→ **Provided data**
• • •

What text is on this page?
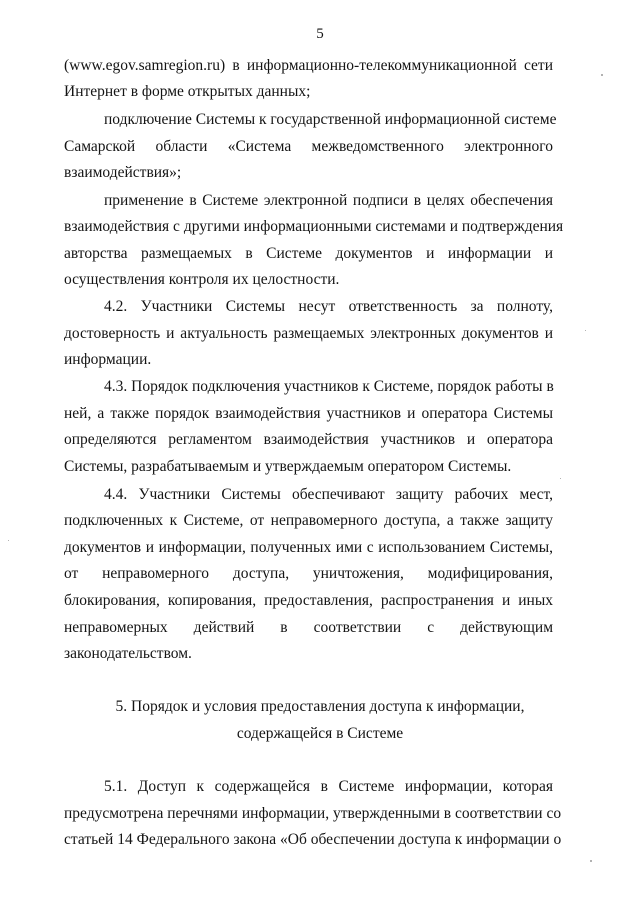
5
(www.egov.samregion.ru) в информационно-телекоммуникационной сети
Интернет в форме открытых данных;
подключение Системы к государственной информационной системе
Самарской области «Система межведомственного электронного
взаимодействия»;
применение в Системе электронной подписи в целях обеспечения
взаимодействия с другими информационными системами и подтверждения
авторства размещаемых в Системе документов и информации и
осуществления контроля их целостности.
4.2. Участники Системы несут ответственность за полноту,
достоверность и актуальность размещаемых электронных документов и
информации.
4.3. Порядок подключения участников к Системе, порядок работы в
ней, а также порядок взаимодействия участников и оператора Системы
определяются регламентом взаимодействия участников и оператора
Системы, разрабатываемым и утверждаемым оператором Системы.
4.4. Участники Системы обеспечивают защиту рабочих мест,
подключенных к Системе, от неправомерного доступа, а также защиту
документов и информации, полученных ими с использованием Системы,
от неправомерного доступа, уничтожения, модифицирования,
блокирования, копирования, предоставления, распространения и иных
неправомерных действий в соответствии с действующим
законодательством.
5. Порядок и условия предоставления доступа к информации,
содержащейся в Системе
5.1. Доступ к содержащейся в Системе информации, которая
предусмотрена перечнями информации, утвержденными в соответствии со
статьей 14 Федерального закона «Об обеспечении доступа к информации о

• • •

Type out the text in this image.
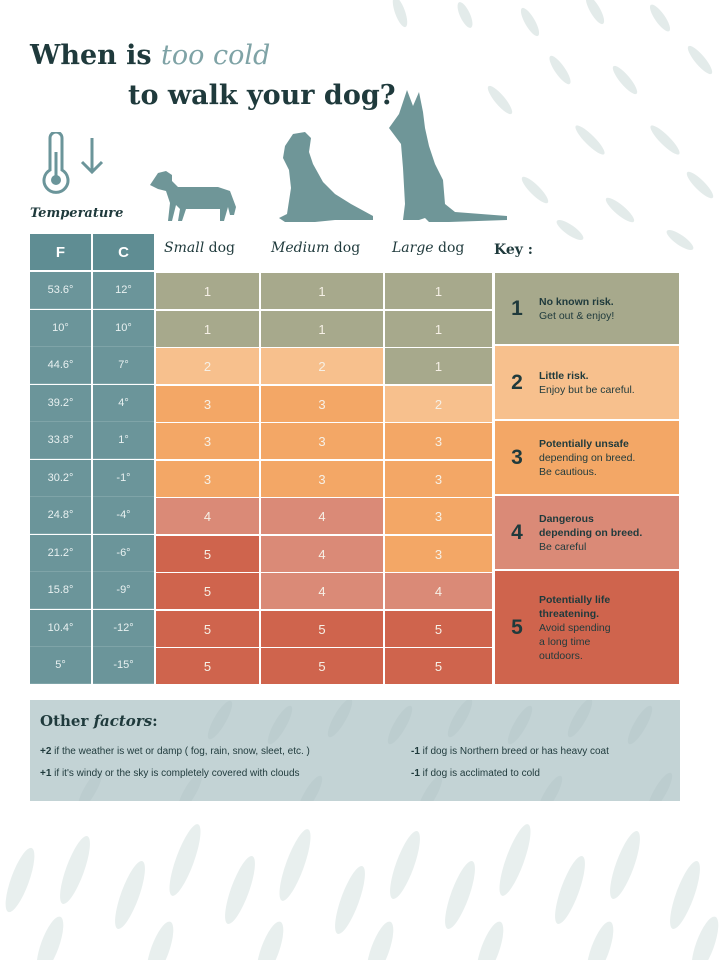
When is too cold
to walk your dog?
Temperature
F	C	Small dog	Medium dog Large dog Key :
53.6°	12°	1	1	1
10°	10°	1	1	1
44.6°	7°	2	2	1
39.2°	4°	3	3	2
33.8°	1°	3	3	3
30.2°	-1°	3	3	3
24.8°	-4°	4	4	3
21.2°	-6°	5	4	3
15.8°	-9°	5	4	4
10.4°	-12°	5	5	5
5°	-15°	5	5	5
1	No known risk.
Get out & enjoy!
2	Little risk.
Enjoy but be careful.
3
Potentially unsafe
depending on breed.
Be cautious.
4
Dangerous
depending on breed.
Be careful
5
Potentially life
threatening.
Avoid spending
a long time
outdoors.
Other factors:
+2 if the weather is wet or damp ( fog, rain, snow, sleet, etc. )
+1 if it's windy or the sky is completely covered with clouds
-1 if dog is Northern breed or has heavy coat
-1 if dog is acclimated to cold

• • •

→ **Goal of the exercise**
Copy out each line in the listing that has the word "информации".

→ **Exercise result**
авторства размещаемых в Системе документов и информации и
информации.
документов и информации, полученных ими с использованием Системы,
5. Порядок и условия предоставления доступа к информации,
5.1. Доступ к содержащейся в Системе информации, которая
предусмотрена перечнями информации, утвержденными в соответствии со
статьей 14 Федерального закона «Об обеспечении доступа к информации о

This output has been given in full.